What to produce -
For this exercise, copy out each line of the material below that includes "xvalue".

Raw records -
** start **

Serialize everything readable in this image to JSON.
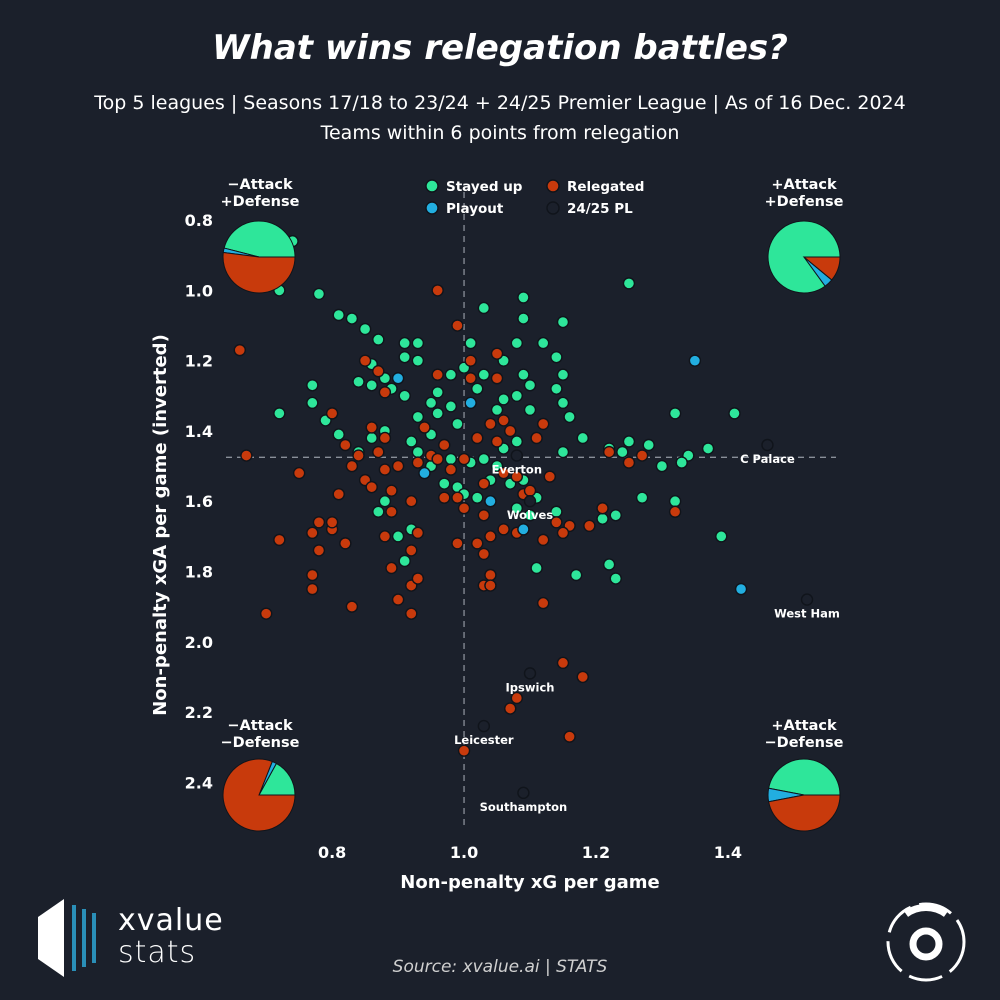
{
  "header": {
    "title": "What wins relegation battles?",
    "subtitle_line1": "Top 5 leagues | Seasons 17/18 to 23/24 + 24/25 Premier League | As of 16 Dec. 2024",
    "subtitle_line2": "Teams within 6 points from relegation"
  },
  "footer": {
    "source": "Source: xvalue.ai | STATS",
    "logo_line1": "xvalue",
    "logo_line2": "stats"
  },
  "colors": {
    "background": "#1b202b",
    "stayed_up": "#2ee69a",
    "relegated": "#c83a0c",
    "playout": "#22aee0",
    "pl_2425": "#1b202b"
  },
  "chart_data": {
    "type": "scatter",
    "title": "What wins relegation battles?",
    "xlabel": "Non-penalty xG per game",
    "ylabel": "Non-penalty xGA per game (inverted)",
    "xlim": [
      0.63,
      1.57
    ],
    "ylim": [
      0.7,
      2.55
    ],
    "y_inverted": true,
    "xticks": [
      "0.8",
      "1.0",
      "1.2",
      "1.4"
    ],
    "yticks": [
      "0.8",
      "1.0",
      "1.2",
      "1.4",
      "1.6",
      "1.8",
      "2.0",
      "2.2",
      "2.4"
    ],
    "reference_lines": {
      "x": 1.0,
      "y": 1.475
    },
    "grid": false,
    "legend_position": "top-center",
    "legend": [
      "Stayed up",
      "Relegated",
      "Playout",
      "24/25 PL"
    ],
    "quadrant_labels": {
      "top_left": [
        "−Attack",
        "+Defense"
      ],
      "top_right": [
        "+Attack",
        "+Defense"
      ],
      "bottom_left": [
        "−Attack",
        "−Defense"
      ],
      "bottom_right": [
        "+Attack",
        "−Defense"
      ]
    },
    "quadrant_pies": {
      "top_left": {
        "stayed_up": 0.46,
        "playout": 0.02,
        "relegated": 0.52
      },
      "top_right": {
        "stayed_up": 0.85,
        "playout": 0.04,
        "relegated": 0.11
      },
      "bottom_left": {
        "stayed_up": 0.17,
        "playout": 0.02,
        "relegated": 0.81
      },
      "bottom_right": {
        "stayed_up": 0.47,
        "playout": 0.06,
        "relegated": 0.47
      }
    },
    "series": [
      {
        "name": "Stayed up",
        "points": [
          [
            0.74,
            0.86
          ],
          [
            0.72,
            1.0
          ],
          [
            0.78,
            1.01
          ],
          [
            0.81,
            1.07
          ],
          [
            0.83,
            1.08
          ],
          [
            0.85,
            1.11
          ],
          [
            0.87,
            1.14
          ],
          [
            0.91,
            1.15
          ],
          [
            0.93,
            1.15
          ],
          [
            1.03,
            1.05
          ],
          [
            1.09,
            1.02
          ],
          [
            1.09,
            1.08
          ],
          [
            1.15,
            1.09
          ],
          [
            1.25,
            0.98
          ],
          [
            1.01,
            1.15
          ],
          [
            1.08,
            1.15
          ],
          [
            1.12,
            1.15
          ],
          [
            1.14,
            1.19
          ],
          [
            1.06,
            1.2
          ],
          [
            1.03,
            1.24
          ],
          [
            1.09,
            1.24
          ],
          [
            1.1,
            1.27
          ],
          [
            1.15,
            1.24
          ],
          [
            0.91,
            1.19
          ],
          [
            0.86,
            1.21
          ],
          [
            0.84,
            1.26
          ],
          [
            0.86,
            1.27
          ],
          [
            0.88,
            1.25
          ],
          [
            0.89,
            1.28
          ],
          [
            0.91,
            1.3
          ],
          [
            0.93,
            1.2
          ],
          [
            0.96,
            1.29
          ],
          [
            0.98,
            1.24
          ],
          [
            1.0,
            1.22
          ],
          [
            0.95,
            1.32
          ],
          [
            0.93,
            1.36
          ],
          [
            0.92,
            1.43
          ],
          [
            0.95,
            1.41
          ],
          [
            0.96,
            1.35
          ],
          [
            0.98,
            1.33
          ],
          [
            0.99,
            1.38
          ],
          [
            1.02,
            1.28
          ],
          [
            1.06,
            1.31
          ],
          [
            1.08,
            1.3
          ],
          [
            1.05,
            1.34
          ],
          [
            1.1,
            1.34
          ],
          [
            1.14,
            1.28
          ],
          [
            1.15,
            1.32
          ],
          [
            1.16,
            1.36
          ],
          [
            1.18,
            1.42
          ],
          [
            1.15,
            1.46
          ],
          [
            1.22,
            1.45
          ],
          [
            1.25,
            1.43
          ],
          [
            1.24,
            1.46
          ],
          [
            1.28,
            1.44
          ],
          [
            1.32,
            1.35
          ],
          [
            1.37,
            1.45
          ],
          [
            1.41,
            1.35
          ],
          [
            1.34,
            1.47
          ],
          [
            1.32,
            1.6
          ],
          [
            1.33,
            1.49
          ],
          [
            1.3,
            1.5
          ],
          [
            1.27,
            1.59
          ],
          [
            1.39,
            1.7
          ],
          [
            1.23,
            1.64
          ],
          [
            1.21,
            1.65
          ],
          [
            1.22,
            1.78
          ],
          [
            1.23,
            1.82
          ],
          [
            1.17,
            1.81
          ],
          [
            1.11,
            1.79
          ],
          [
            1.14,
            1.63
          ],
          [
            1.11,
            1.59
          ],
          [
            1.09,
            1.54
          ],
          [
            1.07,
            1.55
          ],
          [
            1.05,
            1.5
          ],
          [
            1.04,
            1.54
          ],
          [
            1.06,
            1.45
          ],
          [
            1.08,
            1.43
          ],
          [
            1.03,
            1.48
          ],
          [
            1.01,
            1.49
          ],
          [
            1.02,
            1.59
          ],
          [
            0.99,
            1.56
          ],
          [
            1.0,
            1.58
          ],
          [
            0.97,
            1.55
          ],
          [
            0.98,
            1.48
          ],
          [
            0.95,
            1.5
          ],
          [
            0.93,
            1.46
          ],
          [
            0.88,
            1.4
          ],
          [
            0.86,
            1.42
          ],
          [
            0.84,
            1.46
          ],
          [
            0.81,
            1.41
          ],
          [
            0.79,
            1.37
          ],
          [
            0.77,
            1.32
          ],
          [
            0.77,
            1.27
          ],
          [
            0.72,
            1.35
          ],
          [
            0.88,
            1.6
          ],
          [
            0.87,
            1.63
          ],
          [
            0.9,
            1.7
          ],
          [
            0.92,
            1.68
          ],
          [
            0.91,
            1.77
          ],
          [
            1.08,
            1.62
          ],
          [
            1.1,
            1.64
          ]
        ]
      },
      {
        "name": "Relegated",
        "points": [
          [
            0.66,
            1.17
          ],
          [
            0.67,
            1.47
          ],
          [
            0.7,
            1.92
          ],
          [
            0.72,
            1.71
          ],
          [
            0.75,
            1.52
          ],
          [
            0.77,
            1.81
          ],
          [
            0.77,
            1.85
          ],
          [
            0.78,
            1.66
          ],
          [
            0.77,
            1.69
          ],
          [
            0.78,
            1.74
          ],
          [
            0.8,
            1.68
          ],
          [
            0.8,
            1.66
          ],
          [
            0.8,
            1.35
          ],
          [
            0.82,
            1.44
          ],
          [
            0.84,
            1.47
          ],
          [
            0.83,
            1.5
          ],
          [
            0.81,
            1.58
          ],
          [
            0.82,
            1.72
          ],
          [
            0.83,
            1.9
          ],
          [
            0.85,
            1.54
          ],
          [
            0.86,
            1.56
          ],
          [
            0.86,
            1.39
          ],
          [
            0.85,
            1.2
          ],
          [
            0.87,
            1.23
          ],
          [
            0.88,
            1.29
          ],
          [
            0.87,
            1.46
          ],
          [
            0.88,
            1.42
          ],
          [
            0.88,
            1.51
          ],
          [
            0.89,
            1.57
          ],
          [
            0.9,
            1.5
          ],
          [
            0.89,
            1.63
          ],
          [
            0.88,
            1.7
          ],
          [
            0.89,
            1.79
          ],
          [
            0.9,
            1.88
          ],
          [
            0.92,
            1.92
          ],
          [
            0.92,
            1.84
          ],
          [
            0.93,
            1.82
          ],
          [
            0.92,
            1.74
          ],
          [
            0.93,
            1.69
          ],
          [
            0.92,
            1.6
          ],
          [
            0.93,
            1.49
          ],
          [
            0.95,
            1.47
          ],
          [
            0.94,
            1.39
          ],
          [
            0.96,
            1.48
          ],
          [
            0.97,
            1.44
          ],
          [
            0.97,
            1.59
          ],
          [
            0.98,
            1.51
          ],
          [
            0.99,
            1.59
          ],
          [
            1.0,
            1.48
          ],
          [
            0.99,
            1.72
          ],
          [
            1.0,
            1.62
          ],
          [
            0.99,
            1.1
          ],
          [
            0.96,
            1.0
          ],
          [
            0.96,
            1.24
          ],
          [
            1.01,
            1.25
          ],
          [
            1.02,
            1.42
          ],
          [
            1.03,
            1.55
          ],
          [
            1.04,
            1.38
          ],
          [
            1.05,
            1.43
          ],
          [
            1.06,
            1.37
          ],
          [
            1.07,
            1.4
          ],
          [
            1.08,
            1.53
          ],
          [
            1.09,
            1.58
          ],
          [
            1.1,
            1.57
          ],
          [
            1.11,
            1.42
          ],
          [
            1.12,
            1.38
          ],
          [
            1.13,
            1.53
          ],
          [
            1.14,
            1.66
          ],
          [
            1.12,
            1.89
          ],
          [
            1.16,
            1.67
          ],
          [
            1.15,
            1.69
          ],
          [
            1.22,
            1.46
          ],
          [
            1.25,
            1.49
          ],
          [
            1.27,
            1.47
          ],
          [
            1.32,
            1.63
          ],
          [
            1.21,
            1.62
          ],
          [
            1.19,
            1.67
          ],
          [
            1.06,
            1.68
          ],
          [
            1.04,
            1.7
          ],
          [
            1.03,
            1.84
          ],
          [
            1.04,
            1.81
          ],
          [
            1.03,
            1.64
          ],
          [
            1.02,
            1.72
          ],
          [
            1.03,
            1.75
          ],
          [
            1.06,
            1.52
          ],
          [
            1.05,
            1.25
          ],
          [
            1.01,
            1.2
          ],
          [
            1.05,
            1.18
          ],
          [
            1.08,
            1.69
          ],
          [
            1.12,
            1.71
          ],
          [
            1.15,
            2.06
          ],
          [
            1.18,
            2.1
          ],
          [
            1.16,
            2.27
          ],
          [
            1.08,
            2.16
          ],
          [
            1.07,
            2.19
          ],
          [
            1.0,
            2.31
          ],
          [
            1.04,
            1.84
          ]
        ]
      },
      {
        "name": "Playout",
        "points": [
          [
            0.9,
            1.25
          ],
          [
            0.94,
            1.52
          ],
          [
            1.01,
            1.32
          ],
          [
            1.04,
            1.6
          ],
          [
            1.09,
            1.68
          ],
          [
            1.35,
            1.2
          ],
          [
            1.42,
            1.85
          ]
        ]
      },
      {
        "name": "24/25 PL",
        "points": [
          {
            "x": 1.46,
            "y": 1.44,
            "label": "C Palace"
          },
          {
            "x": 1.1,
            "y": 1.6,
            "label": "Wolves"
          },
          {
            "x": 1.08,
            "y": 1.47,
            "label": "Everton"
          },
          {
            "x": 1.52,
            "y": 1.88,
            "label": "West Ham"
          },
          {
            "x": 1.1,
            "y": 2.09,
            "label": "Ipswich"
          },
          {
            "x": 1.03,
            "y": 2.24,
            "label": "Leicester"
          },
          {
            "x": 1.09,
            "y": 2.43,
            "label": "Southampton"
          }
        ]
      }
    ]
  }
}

** end **

Task result -
    "source": "Source: xvalue.ai | STATS",
    "logo_line1": "xvalue",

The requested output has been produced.